GIVEN REQUEST:
All records below must be retyped exactly.

MATERIAL SHOWN:
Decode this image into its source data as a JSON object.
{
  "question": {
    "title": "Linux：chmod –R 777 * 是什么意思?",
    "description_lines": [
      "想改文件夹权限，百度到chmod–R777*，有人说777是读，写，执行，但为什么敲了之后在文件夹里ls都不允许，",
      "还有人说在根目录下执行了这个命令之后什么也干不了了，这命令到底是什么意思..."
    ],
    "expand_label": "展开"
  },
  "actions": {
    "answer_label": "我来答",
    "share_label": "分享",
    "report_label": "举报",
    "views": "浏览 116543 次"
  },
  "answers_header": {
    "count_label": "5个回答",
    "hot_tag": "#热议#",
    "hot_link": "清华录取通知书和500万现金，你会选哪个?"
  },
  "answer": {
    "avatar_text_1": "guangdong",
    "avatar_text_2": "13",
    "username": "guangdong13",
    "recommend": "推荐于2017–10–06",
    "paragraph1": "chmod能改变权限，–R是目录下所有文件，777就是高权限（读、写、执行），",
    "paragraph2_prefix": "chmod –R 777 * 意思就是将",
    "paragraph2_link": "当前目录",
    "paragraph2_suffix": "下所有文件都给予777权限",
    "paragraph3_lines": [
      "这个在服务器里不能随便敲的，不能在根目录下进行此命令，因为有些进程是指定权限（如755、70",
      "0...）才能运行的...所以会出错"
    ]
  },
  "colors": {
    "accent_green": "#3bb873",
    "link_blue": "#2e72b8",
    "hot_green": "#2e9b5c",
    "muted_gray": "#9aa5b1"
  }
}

WRITTEN SOLUTION:
Decode this image into its source data as a JSON object.
{
  "question": {
    "title": "Linux：chmod –R 777 * 是什么意思?",
    "description_lines": [
      "想改文件夹权限，百度到chmod–R777*，有人说777是读，写，执行，但为什么敲了之后在文件夹里ls都不允许，",
      "还有人说在根目录下执行了这个命令之后什么也干不了了，这命令到底是什么意思..."
    ],
    "expand_label": "展开"
  },
  "actions": {
    "answer_label": "我来答",
    "share_label": "分享",
    "report_label": "举报",
    "views": "浏览 116543 次"
  },
  "answers_header": {
    "count_label": "5个回答",
    "hot_tag": "#热议#",
    "hot_link": "清华录取通知书和500万现金，你会选哪个?"
  },
  "answer": {
    "avatar_text_1": "guangdong",
    "avatar_text_2": "13",
    "username": "guangdong13",
    "recommend": "推荐于2017–10–06",
    "paragraph1": "chmod能改变权限，–R是目录下所有文件，777就是高权限（读、写、执行），",
    "paragraph2_prefix": "chmod –R 777 * 意思就是将",
    "paragraph2_link": "当前目录",
    "paragraph2_suffix": "下所有文件都给予777权限",
    "paragraph3_lines": [
      "这个在服务器里不能随便敲的，不能在根目录下进行此命令，因为有些进程是指定权限（如755、70",
      "0...）才能运行的...所以会出错"
    ]
  },
  "colors": {
    "accent_green": "#3bb873",
    "link_blue": "#2e72b8",
    "hot_green": "#2e9b5c",
    "muted_gray": "#9aa5b1"
  }
}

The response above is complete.